------ KUTIPAN PILIHAN ------

BAB I
PENDAHULUAN
A. Latar
Belakang
Bila
menganalisis berbagai perintah Agama Islam dengan seksama, maka dengan mudah
kita dapat memperoleh prinsip yang berkaitan dengan piutang konsumtif. Adapun
prinsip piutang konsumtif adalah prinsip kemurnian, perjanjian, pembayaran dan
bantuan yang timbul dari kenyataan bahwa mengambil suatu kredit tanpa suatu
sebab yang shahih, ditolak oleh Rasulullah yang diriwayatkan berlindung dari
utang maupun dosa. Aisyah berkata Rasulullah SAW biasa berdoa dengan
mengucapkan kata-kata “Yaa Allah, aku berlindung padamu dari dosa dan
berutang”. Seseorang bertanya padanya “Yaa Rasulullah, mengapa begitu sering
engkau berlindung dari berutang?” Jawabnya “Bila orang berutang, dia berdusta,
berbohong dan berjanji. Tetapi memungkiri janjinya” (HR. BUKHARI)
Sedangkan
dalam hawalah ini terjadi perpindahan tanggungan atau hak dari satu orang
kepada orang lain. Dan pengalihan penagihan hutang ini dibenarkan oleh syariah
dan telah dipraktekkan oleh kaum Muslimin dari zaman Nabi Muhammad SAW sampai
sekarang. Dalam Al-Qur’an kaum Muslimin diperintahkan untuk saling tolong
menolong satu sama lain. Sebagaimana telah dijelaskan dalam Firman Allah :
Artinya : “… dan tolong-menolonglah kamu
dalam (mengerjakan) kebajikan dan takwa, dan jangan tolong-menolong dalam
berbuat dosa dan pelanggaran …… (QS.Al-Maidah: 2 )[1]
Akad
hawalah merupakan suatu bentuk saling tolong menolong yang merupakan manifestasi
dari semangat ayat tersebut.

------ BAHAN ------

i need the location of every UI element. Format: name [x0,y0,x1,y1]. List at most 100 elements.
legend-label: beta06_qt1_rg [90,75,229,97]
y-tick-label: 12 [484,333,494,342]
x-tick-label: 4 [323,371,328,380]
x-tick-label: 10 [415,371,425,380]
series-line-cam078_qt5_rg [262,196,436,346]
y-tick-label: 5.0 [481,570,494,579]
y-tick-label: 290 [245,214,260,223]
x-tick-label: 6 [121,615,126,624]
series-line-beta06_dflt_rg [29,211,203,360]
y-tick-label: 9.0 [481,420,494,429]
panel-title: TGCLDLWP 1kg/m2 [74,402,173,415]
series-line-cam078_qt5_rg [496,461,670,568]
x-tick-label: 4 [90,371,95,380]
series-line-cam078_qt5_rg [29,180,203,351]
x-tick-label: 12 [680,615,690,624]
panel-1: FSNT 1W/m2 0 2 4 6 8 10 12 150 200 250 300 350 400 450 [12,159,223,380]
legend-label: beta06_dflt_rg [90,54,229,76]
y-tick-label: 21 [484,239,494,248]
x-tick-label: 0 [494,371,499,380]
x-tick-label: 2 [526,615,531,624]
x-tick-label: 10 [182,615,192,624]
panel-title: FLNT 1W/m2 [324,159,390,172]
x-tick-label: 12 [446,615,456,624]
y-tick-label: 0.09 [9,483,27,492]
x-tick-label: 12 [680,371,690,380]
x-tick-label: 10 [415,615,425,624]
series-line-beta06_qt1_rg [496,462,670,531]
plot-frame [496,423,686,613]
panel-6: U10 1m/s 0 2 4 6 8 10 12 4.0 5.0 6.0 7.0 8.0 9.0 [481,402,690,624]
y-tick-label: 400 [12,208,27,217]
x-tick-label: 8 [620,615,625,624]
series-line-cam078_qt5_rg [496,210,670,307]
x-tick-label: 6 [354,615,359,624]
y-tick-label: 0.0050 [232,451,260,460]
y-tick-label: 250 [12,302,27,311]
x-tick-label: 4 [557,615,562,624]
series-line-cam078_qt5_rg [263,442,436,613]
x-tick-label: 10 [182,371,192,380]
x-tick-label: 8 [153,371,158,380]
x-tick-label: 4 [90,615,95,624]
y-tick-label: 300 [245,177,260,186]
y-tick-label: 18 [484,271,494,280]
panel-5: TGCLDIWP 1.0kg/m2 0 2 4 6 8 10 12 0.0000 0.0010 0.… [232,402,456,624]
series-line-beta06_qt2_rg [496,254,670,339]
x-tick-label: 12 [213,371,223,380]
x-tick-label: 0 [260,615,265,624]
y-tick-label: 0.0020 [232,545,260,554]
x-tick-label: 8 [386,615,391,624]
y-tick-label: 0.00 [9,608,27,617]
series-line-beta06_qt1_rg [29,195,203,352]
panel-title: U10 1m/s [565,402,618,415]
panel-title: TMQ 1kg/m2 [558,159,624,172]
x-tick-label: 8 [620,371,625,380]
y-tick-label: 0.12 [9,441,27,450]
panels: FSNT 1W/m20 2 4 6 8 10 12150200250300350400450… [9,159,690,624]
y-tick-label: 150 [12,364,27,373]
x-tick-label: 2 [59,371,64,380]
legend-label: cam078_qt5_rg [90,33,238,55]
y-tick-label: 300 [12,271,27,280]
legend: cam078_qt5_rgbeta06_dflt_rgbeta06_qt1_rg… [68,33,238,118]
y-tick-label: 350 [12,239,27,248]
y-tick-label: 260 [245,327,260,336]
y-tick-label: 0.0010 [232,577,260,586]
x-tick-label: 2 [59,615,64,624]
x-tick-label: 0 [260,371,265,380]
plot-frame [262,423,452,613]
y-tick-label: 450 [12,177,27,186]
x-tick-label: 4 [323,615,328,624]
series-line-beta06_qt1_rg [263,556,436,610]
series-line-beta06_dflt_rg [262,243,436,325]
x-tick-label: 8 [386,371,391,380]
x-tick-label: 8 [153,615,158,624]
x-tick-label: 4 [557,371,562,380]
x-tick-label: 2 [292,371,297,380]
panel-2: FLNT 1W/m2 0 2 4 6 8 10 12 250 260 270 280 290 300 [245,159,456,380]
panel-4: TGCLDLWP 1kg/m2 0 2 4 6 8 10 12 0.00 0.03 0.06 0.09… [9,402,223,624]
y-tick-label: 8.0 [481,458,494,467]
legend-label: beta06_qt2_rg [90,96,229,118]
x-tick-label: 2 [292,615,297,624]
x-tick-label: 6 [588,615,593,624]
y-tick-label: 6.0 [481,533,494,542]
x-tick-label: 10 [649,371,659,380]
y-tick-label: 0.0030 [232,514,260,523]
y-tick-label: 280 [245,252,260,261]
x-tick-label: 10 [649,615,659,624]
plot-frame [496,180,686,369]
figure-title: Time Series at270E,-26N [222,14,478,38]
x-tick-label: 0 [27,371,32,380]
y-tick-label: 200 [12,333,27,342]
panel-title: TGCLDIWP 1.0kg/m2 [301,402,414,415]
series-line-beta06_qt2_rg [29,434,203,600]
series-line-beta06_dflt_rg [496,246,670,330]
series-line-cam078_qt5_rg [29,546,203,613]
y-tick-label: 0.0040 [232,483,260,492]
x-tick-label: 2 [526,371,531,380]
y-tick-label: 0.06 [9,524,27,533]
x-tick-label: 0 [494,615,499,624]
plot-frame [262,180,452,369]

------
------ BAHAN ------

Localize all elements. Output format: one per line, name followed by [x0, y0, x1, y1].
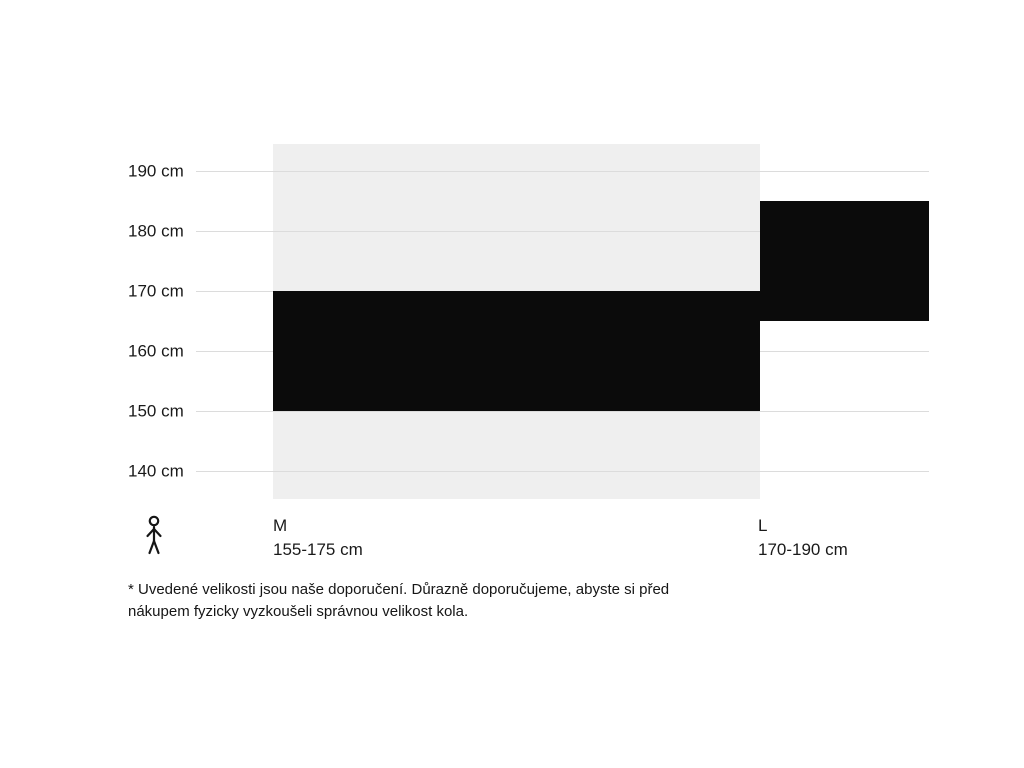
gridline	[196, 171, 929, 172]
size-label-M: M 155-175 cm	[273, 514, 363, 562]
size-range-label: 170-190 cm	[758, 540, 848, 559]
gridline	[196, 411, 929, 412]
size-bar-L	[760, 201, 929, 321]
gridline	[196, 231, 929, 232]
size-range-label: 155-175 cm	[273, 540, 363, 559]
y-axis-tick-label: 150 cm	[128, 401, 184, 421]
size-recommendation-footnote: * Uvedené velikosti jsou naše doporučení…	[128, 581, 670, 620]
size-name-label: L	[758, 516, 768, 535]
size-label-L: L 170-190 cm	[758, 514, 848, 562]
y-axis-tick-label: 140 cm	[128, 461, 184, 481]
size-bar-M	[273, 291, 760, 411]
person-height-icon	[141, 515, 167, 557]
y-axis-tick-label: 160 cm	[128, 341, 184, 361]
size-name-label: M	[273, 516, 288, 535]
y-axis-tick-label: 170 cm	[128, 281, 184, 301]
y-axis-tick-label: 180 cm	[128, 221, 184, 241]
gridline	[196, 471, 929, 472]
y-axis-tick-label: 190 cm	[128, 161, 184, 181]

------

**SOAL UNTUK DIKERJAKAN**
A. Menurut teks tentang hawalah di atas, apa alasan Rasulullah begitu sering berlindung dari utang? Jawab dalam satu sampai tiga kalimat.
B. Sebutkan semua prinsip piutang konsumtif yang tercantum dalam teks tentang hawalah di atas.

**HASIL JAWABAN**
A. Rasulullah menjelaskan bahwa orang yang berutang akan berdusta dan berbohong. Ia juga berjanji, tetapi kemudian memungkiri janjinya.

B.
- Kemurnian
- Perjanjian
- Pembayaran
- Bantuan